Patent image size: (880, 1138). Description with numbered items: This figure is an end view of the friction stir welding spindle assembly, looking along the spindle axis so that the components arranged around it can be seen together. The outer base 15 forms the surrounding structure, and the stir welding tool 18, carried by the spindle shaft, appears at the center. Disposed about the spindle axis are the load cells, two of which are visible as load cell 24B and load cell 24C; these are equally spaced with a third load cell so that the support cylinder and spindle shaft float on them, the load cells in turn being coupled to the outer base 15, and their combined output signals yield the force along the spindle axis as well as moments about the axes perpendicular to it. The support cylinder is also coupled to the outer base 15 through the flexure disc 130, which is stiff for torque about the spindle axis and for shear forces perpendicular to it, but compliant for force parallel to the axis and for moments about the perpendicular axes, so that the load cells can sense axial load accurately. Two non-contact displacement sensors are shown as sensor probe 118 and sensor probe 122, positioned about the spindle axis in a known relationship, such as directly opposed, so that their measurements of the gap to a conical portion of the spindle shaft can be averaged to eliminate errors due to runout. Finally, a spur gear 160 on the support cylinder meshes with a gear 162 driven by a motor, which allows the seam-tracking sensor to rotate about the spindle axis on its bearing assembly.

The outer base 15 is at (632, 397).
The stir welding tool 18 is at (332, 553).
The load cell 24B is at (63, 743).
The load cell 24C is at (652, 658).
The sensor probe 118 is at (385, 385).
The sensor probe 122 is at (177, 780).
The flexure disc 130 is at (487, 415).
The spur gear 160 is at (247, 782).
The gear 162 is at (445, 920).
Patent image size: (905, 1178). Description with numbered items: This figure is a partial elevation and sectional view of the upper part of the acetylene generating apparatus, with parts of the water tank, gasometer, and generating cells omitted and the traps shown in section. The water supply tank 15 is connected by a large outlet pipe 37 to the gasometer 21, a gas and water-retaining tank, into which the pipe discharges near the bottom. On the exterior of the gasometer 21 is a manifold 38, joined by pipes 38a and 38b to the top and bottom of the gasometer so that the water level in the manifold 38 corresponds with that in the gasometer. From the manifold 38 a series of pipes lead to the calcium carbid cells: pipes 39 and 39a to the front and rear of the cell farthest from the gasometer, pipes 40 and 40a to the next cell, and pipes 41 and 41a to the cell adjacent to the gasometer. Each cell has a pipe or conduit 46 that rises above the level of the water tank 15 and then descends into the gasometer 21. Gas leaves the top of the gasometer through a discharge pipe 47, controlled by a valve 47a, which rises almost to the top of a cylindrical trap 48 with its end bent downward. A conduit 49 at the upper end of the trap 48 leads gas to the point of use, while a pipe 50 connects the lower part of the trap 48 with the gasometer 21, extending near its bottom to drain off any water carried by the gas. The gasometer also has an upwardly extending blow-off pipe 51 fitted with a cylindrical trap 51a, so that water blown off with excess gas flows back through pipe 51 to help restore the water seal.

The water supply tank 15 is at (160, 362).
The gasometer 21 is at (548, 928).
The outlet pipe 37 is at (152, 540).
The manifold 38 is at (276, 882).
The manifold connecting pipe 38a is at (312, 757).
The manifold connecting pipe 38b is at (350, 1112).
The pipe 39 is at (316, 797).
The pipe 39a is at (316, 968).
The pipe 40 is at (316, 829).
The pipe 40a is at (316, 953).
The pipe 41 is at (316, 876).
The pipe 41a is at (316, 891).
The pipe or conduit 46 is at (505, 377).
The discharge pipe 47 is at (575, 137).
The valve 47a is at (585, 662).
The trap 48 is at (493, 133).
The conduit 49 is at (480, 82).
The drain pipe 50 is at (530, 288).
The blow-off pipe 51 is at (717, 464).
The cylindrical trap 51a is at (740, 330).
■ ■ ■
The whole listing above is to be restated word for word.

Patent image size: (880, 1138). Description with numbered items: This figure is an end view of the friction stir welding spindle assembly, looking along the spindle axis so that the components arranged around it can be seen together. The outer base 15 forms the surrounding structure, and the stir welding tool 18, carried by the spindle shaft, appears at the center. Disposed about the spindle axis are the load cells, two of which are visible as load cell 24B and load cell 24C; these are equally spaced with a third load cell so that the support cylinder and spindle shaft float on them, the load cells in turn being coupled to the outer base 15, and their combined output signals yield the force along the spindle axis as well as moments about the axes perpendicular to it. The support cylinder is also coupled to the outer base 15 through the flexure disc 130, which is stiff for torque about the spindle axis and for shear forces perpendicular to it, but compliant for force parallel to the axis and for moments about the perpendicular axes, so that the load cells can sense axial load accurately. Two non-contact displacement sensors are shown as sensor probe 118 and sensor probe 122, positioned about the spindle axis in a known relationship, such as directly opposed, so that their measurements of the gap to a conical portion of the spindle shaft can be averaged to eliminate errors due to runout. Finally, a spur gear 160 on the support cylinder meshes with a gear 162 driven by a motor, which allows the seam-tracking sensor to rotate about the spindle axis on its bearing assembly.

The outer base 15 is at (632, 397).
The stir welding tool 18 is at (332, 553).
The load cell 24B is at (63, 743).
The load cell 24C is at (652, 658).
The sensor probe 118 is at (385, 385).
The sensor probe 122 is at (177, 780).
The flexure disc 130 is at (487, 415).
The spur gear 160 is at (247, 782).
The gear 162 is at (445, 920).
Patent image size: (905, 1178). Description with numbered items: This figure is a partial elevation and sectional view of the upper part of the acetylene generating apparatus, with parts of the water tank, gasometer, and generating cells omitted and the traps shown in section. The water supply tank 15 is connected by a large outlet pipe 37 to the gasometer 21, a gas and water-retaining tank, into which the pipe discharges near the bottom. On the exterior of the gasometer 21 is a manifold 38, joined by pipes 38a and 38b to the top and bottom of the gasometer so that the water level in the manifold 38 corresponds with that in the gasometer. From the manifold 38 a series of pipes lead to the calcium carbid cells: pipes 39 and 39a to the front and rear of the cell farthest from the gasometer, pipes 40 and 40a to the next cell, and pipes 41 and 41a to the cell adjacent to the gasometer. Each cell has a pipe or conduit 46 that rises above the level of the water tank 15 and then descends into the gasometer 21. Gas leaves the top of the gasometer through a discharge pipe 47, controlled by a valve 47a, which rises almost to the top of a cylindrical trap 48 with its end bent downward. A conduit 49 at the upper end of the trap 48 leads gas to the point of use, while a pipe 50 connects the lower part of the trap 48 with the gasometer 21, extending near its bottom to drain off any water carried by the gas. The gasometer also has an upwardly extending blow-off pipe 51 fitted with a cylindrical trap 51a, so that water blown off with excess gas flows back through pipe 51 to help restore the water seal.

The water supply tank 15 is at (160, 362).
The gasometer 21 is at (548, 928).
The outlet pipe 37 is at (152, 540).
The manifold 38 is at (276, 882).
The manifold connecting pipe 38a is at (312, 757).
The manifold connecting pipe 38b is at (350, 1112).
The pipe 39 is at (316, 797).
The pipe 39a is at (316, 968).
The pipe 40 is at (316, 829).
The pipe 40a is at (316, 953).
The pipe 41 is at (316, 876).
The pipe 41a is at (316, 891).
The pipe or conduit 46 is at (505, 377).
The discharge pipe 47 is at (575, 137).
The valve 47a is at (585, 662).
The trap 48 is at (493, 133).
The conduit 49 is at (480, 82).
The drain pipe 50 is at (530, 288).
The blow-off pipe 51 is at (717, 464).
The cylindrical trap 51a is at (740, 330).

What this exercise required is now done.